### SELECTED PASSAGE
Trinity College and the University of Dublin are for all practical purposes one and the same institution. In theory, other colleges could be added to the University. In 1907, when provision had to be made for the higher education of Irish Catholics, there was talk of simply adding a Catholic College, but the Trinity people wouldn’t have it. They set up a Trinity College Defence Committee, collected money for the cause, issued pamphlets, and eventually put a stop to the idea. The Irish Universities Act of 1908 set up the National University of Ireland with three constituent colleges, in Dublin, Cork and Galway. They are not Catholic colleges. For fifty years the Catholic bishops complained that the new colleges were barely acceptable and fell short of the ideal of Catholic education, but the complaints have long since been dropped. For the past several years there have been plans and counterplans for a merger of Trinity College and University College, but the notion has apparently died – ousted, in any case, by more urgent political and social problems.

Trinity is an odd institution. There it is, smack in the middle of Dublin, its surly front turned upon the Bank of Ireland and the traffic dividing for Dawson Street and Dame Street. Tourists turn up in bus-loads to see Trinity’s great treasure, the Book of Kells. But for most of its history it has been the symbol of Protestant domination and the English presence in Ireland. McDowell and Webb say that Trinity people voted and campaigned against Home Rule because they saw in it ‘the frustration of their reforms and their hopes’. Perhaps: but for an aboriginal reason, too-that they feared for their own privilege. At High Table they sang ‘God Save the King’, and drank the King’s health: the first of these gestures was called off in 1939, the second in 1945.

I sometimes wonder: what would have happened in Easter Week 1916, if the rebels had seized not the General Post Office but Trinity College? Militarily, it might have been difficult. Trinity had a direct line to the centre of British authority, Dublin Castle: it had an Army School and an Officers Training Corps, who would have defended the College. But the capture of Trinity College would have been a far grander symbolic act than taking the GPO. McDowell and Webb refer to Easter Week, by the way, as ‘a short-lived and localised but alarming civil war’– which is one version of the event, but not mine. The Rising was not a civil war: it was the revolt of a tiny group of insurgents against the English presence. Our civil war came later, when Irishmen fought against Irishmen. As for Easter Week, McDowell and Webb say that the general feeling among Trinity students at the time was accurately represented by T.C. Kingsmill Moore’s editorial in the magazine TCD: ‘Trinity College, true to her traditions, has played a worthy, if an unacceptable part. To be called upon to defend our University against the attack of Irishmen, to be forced in self-defence to shoot down our countrymen – these are things which even the knowledge of duty well fulfilled cannot render anything but sad and distasteful.’ They remark, too, that while the attitude of many elders in the College may have been sterner, it was from Archbishop Bernard’s Palace and not from the Provost’s House that there went out ‘the call for swift retributive justice untempered by mercy’.

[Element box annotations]
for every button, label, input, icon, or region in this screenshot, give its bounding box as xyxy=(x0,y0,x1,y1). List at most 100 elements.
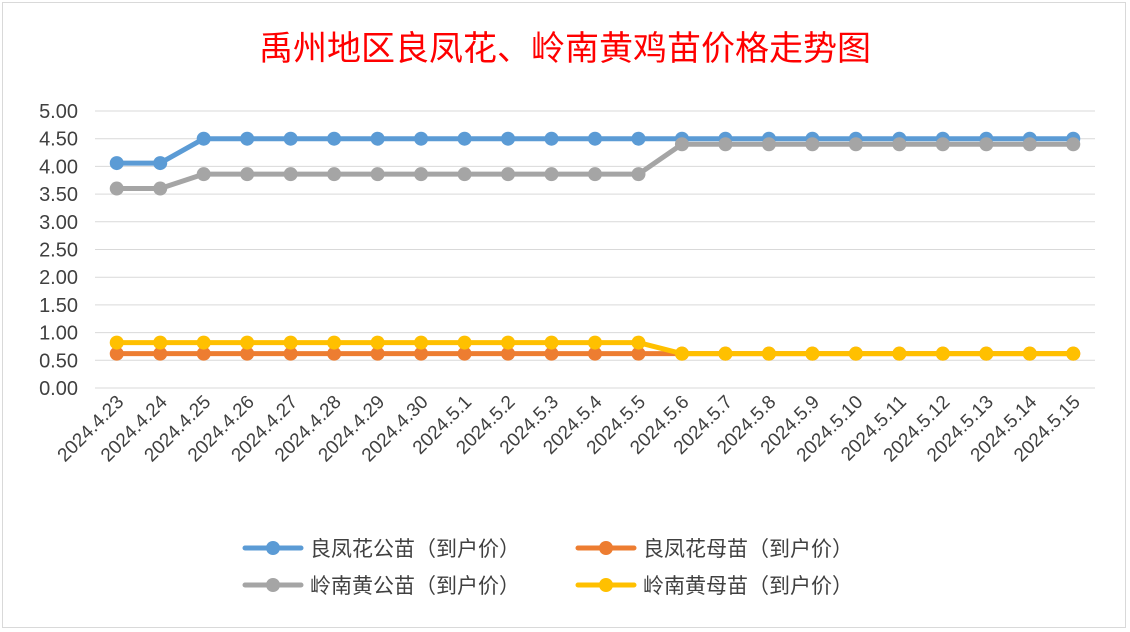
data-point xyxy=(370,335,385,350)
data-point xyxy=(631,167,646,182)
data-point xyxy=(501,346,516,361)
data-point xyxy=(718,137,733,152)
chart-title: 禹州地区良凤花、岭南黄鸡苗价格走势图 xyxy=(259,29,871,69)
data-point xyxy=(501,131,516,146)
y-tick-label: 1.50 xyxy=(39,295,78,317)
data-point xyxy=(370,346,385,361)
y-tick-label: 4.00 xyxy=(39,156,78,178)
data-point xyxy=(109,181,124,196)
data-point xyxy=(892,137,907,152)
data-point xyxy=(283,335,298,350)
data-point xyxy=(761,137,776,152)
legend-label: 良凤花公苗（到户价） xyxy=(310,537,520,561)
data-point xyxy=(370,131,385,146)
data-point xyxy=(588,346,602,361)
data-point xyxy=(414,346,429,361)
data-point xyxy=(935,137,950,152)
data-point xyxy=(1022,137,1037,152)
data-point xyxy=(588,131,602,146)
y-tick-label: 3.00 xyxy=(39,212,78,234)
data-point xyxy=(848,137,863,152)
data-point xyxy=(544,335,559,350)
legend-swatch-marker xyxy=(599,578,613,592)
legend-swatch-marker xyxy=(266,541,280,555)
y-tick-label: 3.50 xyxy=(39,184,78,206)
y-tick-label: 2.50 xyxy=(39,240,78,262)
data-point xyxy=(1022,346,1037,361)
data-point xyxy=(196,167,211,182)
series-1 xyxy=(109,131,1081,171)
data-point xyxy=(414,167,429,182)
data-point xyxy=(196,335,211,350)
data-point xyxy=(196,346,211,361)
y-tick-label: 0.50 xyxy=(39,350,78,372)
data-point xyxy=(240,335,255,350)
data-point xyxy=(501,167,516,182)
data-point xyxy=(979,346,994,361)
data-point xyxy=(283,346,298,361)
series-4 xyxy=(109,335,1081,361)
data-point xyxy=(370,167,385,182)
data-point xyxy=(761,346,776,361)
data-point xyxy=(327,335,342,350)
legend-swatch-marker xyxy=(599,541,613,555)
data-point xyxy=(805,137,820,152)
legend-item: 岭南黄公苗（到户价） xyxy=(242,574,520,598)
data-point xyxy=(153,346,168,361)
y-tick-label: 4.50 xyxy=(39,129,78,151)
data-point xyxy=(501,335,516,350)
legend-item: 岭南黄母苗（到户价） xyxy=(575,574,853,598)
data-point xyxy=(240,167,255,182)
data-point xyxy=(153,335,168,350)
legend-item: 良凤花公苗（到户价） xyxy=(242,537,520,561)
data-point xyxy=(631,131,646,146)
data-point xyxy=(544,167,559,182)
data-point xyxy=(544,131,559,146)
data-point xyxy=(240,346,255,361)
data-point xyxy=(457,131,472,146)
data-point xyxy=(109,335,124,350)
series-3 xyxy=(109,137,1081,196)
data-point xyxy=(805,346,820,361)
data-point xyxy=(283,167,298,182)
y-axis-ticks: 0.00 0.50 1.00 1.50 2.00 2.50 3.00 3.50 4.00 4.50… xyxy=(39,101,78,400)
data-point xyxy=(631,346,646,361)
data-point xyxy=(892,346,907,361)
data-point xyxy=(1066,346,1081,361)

### STATED PROBLEM A
According to the passage on Trinity College, in what year was the singing of "God Save the King" at High Table discontinued?
### STATED PROBLEM B
Reproduce verbatim the portion of the records that begins with the line containing "data-point xyxy=(370,335,385,350)" and ends with the line containing "data-point xyxy=(1022,137,1037,152)", including both of those lines.

### REPLY A
1939

### REPLY B
data-point xyxy=(370,335,385,350)
data-point xyxy=(631,167,646,182)
data-point xyxy=(501,346,516,361)
data-point xyxy=(718,137,733,152)
chart-title: 禹州地区良凤花、岭南黄鸡苗价格走势图 xyxy=(259,29,871,69)
data-point xyxy=(501,131,516,146)
y-tick-label: 1.50 xyxy=(39,295,78,317)
data-point xyxy=(370,346,385,361)
y-tick-label: 4.00 xyxy=(39,156,78,178)
data-point xyxy=(109,181,124,196)
data-point xyxy=(892,137,907,152)
data-point xyxy=(283,335,298,350)
data-point xyxy=(761,137,776,152)
legend-label: 良凤花公苗（到户价） xyxy=(310,537,520,561)
data-point xyxy=(370,131,385,146)
data-point xyxy=(588,346,602,361)
data-point xyxy=(414,346,429,361)
data-point xyxy=(935,137,950,152)
data-point xyxy=(1022,137,1037,152)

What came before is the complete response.